> [PROMPT]:
Of the lines in the entries, how many hold the word "استاذ"? Give that number alone.

--- Start of ENTRIES SUPPLIED ---

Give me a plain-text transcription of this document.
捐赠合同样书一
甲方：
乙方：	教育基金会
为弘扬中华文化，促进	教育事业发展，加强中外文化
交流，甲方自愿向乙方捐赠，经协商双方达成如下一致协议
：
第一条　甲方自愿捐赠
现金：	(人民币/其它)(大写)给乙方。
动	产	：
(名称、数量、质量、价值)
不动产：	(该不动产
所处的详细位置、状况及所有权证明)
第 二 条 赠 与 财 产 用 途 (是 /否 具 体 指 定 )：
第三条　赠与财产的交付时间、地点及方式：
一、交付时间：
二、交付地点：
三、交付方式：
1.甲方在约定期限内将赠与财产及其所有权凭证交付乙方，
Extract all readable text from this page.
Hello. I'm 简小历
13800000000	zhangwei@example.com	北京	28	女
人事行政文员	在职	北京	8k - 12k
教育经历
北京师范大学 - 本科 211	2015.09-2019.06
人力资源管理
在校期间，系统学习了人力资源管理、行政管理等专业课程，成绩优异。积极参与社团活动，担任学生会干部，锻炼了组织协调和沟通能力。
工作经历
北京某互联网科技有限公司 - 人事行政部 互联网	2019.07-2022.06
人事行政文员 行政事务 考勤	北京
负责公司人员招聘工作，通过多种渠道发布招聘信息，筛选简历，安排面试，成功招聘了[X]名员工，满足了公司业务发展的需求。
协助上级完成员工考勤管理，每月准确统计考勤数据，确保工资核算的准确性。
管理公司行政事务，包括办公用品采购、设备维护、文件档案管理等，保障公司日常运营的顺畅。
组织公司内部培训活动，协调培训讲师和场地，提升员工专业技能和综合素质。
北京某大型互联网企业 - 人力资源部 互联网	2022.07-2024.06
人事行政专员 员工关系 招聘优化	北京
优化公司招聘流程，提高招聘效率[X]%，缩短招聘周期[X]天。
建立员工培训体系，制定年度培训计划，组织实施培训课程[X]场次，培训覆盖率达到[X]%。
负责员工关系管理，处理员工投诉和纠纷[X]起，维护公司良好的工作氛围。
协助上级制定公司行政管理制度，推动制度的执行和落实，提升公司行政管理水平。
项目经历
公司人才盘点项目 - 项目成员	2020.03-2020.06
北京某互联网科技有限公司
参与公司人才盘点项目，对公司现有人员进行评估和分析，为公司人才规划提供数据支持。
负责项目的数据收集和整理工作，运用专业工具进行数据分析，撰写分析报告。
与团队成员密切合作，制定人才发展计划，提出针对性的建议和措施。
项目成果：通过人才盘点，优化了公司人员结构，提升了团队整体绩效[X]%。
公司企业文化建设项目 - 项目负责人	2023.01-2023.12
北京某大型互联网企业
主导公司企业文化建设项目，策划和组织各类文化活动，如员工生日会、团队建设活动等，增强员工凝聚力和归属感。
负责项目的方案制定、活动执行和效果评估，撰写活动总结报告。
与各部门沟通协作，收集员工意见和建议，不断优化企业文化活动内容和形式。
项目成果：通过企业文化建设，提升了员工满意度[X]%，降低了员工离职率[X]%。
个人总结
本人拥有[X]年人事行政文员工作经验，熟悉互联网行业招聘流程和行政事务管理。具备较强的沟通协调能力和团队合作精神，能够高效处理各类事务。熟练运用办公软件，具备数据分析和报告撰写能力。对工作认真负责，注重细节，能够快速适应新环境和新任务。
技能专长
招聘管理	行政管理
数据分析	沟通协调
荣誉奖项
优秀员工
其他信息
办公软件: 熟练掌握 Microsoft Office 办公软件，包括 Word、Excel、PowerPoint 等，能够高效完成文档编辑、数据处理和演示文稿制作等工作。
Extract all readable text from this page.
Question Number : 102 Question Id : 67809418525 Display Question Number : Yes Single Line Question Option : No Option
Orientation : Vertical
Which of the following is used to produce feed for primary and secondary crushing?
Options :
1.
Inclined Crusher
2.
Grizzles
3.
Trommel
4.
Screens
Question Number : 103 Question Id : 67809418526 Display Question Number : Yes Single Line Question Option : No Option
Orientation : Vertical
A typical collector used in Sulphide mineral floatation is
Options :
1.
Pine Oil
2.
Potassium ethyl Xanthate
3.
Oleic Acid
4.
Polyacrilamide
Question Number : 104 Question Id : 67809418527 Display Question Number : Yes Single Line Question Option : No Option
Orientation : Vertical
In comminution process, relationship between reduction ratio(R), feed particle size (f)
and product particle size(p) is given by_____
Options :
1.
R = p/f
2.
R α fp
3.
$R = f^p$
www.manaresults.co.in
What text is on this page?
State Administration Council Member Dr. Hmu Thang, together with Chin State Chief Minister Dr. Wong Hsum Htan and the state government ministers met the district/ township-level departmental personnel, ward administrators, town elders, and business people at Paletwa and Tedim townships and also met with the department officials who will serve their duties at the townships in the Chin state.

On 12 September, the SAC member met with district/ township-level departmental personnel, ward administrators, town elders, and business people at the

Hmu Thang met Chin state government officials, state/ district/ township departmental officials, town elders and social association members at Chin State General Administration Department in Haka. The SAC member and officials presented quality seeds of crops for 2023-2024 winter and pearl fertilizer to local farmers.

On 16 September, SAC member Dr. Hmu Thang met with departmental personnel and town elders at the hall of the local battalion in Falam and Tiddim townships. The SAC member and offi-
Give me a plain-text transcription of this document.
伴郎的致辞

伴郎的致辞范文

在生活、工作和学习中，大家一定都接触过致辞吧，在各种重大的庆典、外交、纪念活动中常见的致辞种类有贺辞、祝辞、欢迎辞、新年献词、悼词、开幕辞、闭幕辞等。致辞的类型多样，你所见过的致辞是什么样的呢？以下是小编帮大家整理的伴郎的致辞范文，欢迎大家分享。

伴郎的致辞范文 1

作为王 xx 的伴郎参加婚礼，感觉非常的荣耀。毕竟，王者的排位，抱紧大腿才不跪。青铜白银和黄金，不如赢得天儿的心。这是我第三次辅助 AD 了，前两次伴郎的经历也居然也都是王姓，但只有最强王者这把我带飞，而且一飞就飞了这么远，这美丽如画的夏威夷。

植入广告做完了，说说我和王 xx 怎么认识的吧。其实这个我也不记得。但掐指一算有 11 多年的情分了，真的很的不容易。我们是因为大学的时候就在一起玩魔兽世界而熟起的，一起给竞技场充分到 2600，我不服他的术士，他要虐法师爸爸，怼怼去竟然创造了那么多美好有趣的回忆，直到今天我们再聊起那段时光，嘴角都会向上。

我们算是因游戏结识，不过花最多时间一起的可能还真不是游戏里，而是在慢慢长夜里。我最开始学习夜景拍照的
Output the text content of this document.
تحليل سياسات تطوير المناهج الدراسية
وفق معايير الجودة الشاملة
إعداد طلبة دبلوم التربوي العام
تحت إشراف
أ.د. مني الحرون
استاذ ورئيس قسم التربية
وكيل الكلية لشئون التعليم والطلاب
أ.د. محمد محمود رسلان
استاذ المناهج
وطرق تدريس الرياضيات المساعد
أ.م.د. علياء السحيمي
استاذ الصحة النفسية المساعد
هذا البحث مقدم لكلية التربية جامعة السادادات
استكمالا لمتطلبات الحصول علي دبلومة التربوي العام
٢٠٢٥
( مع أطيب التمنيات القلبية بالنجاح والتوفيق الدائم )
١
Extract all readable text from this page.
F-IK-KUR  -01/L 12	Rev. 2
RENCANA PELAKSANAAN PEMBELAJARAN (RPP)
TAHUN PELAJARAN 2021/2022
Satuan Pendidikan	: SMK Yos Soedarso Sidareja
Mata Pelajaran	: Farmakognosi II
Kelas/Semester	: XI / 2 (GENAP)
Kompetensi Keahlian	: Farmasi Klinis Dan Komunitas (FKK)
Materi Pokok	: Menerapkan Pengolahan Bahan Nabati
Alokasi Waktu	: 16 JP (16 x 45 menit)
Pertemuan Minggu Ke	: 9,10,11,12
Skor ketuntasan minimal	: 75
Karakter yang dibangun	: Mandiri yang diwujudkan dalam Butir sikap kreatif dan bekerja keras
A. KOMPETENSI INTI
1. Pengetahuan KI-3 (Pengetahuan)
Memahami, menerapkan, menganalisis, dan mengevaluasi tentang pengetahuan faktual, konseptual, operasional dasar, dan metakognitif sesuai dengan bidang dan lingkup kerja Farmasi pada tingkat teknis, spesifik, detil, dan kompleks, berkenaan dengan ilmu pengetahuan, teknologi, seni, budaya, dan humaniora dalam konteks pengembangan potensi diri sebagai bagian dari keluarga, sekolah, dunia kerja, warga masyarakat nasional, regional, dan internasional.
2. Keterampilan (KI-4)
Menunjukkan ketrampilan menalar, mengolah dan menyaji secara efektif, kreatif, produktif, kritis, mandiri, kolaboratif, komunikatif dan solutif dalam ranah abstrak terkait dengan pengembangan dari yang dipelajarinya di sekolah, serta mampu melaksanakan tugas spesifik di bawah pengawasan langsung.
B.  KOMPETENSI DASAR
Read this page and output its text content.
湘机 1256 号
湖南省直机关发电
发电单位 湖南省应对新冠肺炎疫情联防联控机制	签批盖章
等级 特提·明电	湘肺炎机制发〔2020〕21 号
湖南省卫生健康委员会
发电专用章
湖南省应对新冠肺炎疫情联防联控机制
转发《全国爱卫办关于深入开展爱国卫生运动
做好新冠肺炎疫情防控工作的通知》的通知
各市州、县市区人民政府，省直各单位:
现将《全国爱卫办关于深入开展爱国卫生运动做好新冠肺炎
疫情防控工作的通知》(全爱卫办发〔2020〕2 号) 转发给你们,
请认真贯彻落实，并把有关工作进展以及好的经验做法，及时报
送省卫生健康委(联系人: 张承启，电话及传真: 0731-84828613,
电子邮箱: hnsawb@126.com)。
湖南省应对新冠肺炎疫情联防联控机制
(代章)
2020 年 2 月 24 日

--- End of ENTRIES SUPPLIED ---

> [COMPLETED TASK]:
3